• Your instructions: Please give the listing again, word for word, with nothing left out.

• Data supplied:
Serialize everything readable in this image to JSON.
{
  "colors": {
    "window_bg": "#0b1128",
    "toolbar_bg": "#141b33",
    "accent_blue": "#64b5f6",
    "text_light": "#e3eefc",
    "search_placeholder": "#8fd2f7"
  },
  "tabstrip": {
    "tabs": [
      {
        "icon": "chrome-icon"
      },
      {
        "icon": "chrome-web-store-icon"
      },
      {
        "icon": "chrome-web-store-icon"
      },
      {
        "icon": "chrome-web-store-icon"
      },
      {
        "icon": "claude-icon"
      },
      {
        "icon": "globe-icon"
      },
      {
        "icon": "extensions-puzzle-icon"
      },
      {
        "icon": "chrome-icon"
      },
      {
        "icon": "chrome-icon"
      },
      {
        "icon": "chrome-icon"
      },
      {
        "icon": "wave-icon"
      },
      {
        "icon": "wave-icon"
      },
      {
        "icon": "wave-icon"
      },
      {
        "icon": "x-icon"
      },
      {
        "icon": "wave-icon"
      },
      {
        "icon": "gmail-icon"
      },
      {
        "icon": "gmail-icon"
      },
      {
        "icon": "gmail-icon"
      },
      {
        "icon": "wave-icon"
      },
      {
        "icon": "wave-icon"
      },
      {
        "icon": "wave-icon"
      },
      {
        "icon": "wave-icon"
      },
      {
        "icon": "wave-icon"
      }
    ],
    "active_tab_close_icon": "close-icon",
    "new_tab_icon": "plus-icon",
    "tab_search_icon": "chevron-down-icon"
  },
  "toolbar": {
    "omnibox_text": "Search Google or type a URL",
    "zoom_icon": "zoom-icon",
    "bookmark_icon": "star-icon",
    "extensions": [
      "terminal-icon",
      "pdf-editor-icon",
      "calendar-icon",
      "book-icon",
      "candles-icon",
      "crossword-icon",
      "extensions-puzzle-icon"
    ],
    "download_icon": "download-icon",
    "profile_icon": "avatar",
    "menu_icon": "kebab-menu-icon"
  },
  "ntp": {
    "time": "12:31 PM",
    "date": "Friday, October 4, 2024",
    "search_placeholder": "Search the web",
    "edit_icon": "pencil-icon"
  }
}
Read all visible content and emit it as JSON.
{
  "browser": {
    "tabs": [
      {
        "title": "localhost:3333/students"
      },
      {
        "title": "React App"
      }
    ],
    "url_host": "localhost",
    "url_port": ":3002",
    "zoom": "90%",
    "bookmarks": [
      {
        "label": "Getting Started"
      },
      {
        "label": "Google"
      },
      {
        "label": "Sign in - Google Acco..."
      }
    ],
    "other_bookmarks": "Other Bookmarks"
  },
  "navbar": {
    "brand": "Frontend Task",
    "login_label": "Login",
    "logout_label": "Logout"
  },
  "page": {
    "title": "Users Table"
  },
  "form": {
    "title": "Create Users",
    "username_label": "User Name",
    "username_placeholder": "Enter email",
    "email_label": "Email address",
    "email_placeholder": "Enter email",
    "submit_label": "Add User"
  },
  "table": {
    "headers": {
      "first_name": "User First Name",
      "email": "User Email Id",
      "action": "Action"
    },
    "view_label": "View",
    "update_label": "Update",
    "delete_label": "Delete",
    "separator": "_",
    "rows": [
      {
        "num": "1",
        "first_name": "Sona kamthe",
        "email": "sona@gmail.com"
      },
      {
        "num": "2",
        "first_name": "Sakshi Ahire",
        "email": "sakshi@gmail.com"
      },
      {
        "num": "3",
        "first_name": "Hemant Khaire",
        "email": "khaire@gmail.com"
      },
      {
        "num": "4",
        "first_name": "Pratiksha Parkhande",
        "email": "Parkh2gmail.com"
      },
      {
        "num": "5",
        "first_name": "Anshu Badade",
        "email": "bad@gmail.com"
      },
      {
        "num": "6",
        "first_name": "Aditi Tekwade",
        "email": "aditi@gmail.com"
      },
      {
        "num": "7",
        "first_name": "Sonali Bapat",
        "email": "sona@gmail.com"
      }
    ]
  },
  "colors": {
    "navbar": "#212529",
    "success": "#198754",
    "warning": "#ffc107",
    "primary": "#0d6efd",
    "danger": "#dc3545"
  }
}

• Answer:
Serialize everything readable in this image to JSON.
{
  "colors": {
    "window_bg": "#0b1128",
    "toolbar_bg": "#141b33",
    "accent_blue": "#64b5f6",
    "text_light": "#e3eefc",
    "search_placeholder": "#8fd2f7"
  },
  "tabstrip": {
    "tabs": [
      {
        "icon": "chrome-icon"
      },
      {
        "icon": "chrome-web-store-icon"
      },
      {
        "icon": "chrome-web-store-icon"
      },
      {
        "icon": "chrome-web-store-icon"
      },
      {
        "icon": "claude-icon"
      },
      {
        "icon": "globe-icon"
      },
      {
        "icon": "extensions-puzzle-icon"
      },
      {
        "icon": "chrome-icon"
      },
      {
        "icon": "chrome-icon"
      },
      {
        "icon": "chrome-icon"
      },
      {
        "icon": "wave-icon"
      },
      {
        "icon": "wave-icon"
      },
      {
        "icon": "wave-icon"
      },
      {
        "icon": "x-icon"
      },
      {
        "icon": "wave-icon"
      },
      {
        "icon": "gmail-icon"
      },
      {
        "icon": "gmail-icon"
      },
      {
        "icon": "gmail-icon"
      },
      {
        "icon": "wave-icon"
      },
      {
        "icon": "wave-icon"
      },
      {
        "icon": "wave-icon"
      },
      {
        "icon": "wave-icon"
      },
      {
        "icon": "wave-icon"
      }
    ],
    "active_tab_close_icon": "close-icon",
    "new_tab_icon": "plus-icon",
    "tab_search_icon": "chevron-down-icon"
  },
  "toolbar": {
    "omnibox_text": "Search Google or type a URL",
    "zoom_icon": "zoom-icon",
    "bookmark_icon": "star-icon",
    "extensions": [
      "terminal-icon",
      "pdf-editor-icon",
      "calendar-icon",
      "book-icon",
      "candles-icon",
      "crossword-icon",
      "extensions-puzzle-icon"
    ],
    "download_icon": "download-icon",
    "profile_icon": "avatar",
    "menu_icon": "kebab-menu-icon"
  },
  "ntp": {
    "time": "12:31 PM",
    "date": "Friday, October 4, 2024",
    "search_placeholder": "Search the web",
    "edit_icon": "pencil-icon"
  }
}
Read all visible content and emit it as JSON.
{
  "browser": {
    "tabs": [
      {
        "title": "localhost:3333/students"
      },
      {
        "title": "React App"
      }
    ],
    "url_host": "localhost",
    "url_port": ":3002",
    "zoom": "90%",
    "bookmarks": [
      {
        "label": "Getting Started"
      },
      {
        "label": "Google"
      },
      {
        "label": "Sign in - Google Acco..."
      }
    ],
    "other_bookmarks": "Other Bookmarks"
  },
  "navbar": {
    "brand": "Frontend Task",
    "login_label": "Login",
    "logout_label": "Logout"
  },
  "page": {
    "title": "Users Table"
  },
  "form": {
    "title": "Create Users",
    "username_label": "User Name",
    "username_placeholder": "Enter email",
    "email_label": "Email address",
    "email_placeholder": "Enter email",
    "submit_label": "Add User"
  },
  "table": {
    "headers": {
      "first_name": "User First Name",
      "email": "User Email Id",
      "action": "Action"
    },
    "view_label": "View",
    "update_label": "Update",
    "delete_label": "Delete",
    "separator": "_",
    "rows": [
      {
        "num": "1",
        "first_name": "Sona kamthe",
        "email": "sona@gmail.com"
      },
      {
        "num": "2",
        "first_name": "Sakshi Ahire",
        "email": "sakshi@gmail.com"
      },
      {
        "num": "3",
        "first_name": "Hemant Khaire",
        "email": "khaire@gmail.com"
      },
      {
        "num": "4",
        "first_name": "Pratiksha Parkhande",
        "email": "Parkh2gmail.com"
      },
      {
        "num": "5",
        "first_name": "Anshu Badade",
        "email": "bad@gmail.com"
      },
      {
        "num": "6",
        "first_name": "Aditi Tekwade",
        "email": "aditi@gmail.com"
      },
      {
        "num": "7",
        "first_name": "Sonali Bapat",
        "email": "sona@gmail.com"
      }
    ]
  },
  "colors": {
    "navbar": "#212529",
    "success": "#198754",
    "warning": "#ffc107",
    "primary": "#0d6efd",
    "danger": "#dc3545"
  }
}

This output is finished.